[Dataset items]
+-------+
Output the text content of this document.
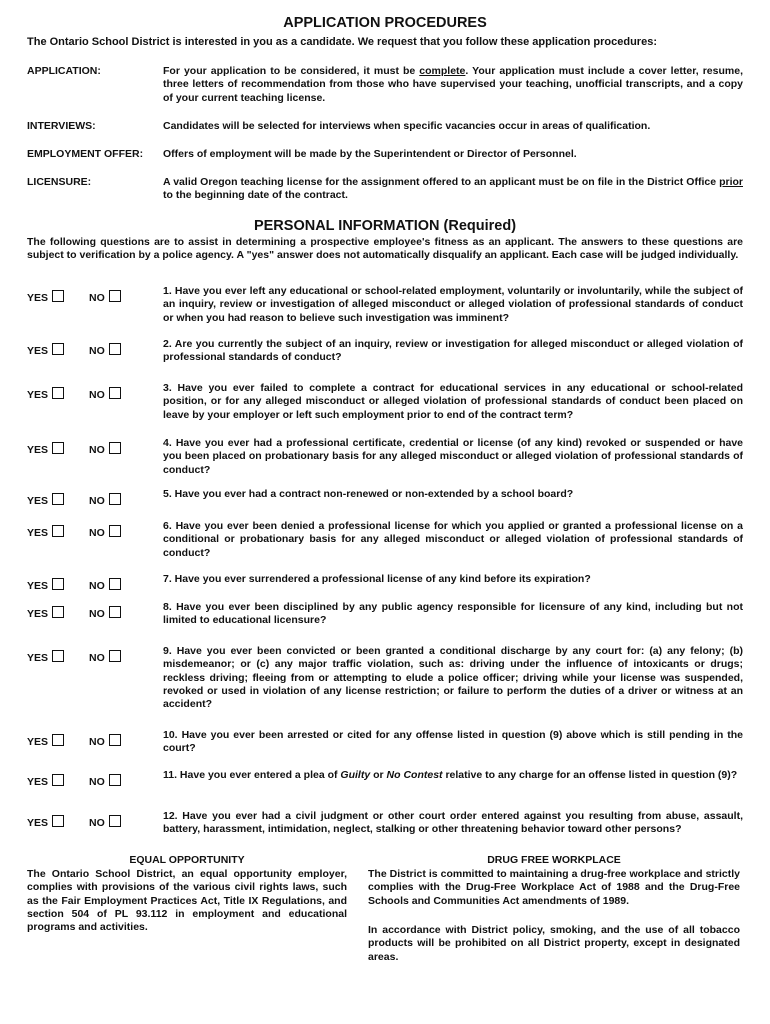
APPLICATION PROCEDURES
The Ontario School District is interested in you as a candidate. We request that you follow these application procedures:
APPLICATION:	For your application to be considered, it must be complete. Your application must include a cover letter, resume, three letters of recommendation from those who have supervised your teaching, unofficial transcripts, and a copy of your current teaching license.
INTERVIEWS:	Candidates will be selected for interviews when specific vacancies occur in areas of qualification.
EMPLOYMENT OFFER:	Offers of employment will be made by the Superintendent or Director of Personnel.
LICENSURE:	A valid Oregon teaching license for the assignment offered to an applicant must be on file in the District Office prior to the beginning date of the contract.
PERSONAL INFORMATION (Required)
The following questions are to assist in determining a prospective employee's fitness as an applicant. The answers to these questions are subject to verification by a police agency. A "yes" answer does not automatically disqualify an applicant. Each case will be judged individually.
YES	NO
1. Have you ever left any educational or school-related employment, voluntarily or involuntarily, while the subject of an inquiry, review or investigation of alleged misconduct or alleged violation of professional standards of conduct or when you had reason to believe such investigation was imminent?
YES	NO
2. Are you currently the subject of an inquiry, review or investigation for alleged misconduct or alleged violation of professional standards of conduct?
YES	NO
3. Have you ever failed to complete a contract for educational services in any educational or school-related position, or for any alleged misconduct or alleged violation of professional standards of conduct been placed on leave by your employer or left such employment prior to end of the contract term?
YES	NO
4. Have you ever had a professional certificate, credential or license (of any kind) revoked or suspended or have you been placed on probationary basis for any alleged misconduct or alleged violation of professional standards of conduct?
YES	NO
5. Have you ever had a contract non-renewed or non-extended by a school board?
YES	NO
6. Have you ever been denied a professional license for which you applied or granted a professional license on a conditional or probationary basis for any alleged misconduct or alleged violation of professional standards of conduct?
YES	NO
7. Have you ever surrendered a professional license of any kind before its expiration?
YES	NO
8. Have you ever been disciplined by any public agency responsible for licensure of any kind, including but not limited to educational licensure?
YES	NO
9. Have you ever been convicted or been granted a conditional discharge by any court for: (a) any felony; (b) misdemeanor; or (c) any major traffic violation, such as: driving under the influence of intoxicants or drugs; reckless driving; fleeing from or attempting to elude a police officer; driving while your license was suspended, revoked or used in violation of any license restriction; or failure to perform the duties of a driver or witness at an accident?
YES	NO
10. Have you ever been arrested or cited for any offense listed in question (9) above which is still pending in the court?
YES	NO
11. Have you ever entered a plea of Guilty or No Contest relative to any charge for an offense listed in question (9)?
YES	NO
12. Have you ever had a civil judgment or other court order entered against you resulting from abuse, assault, battery, harassment, intimidation, neglect, stalking or other threatening behavior toward other persons?
EQUAL OPPORTUNITY
The Ontario School District, an equal opportunity employer, complies with provisions of the various civil rights laws, such as the Fair Employment Practices Act, Title IX Regulations, and section 504 of PL 93.112 in employment and educational programs and activities.
DRUG FREE WORKPLACE
The District is committed to maintaining a drug-free workplace and strictly complies with the Drug-Free Workplace Act of 1988 and the Drug-Free Schools and Communities Act amendments of 1989.
In accordance with District policy, smoking, and the use of all tobacco products will be prohibited on all District property, except in designated areas.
+-------+
= REQUIREMENT =
Locate all lines holding the word "Ontario", then copy them out.

= IN RESPONSE =
The Ontario School District is interested in you as a candidate. We request that you follow these application procedures:
The Ontario School District, an equal opportunity employer, complies with provisions of the various civil rights laws, such as the Fair Employment Practices Act, Title IX Regulations, and section 504 of PL 93.112 in employment and educational programs and activities.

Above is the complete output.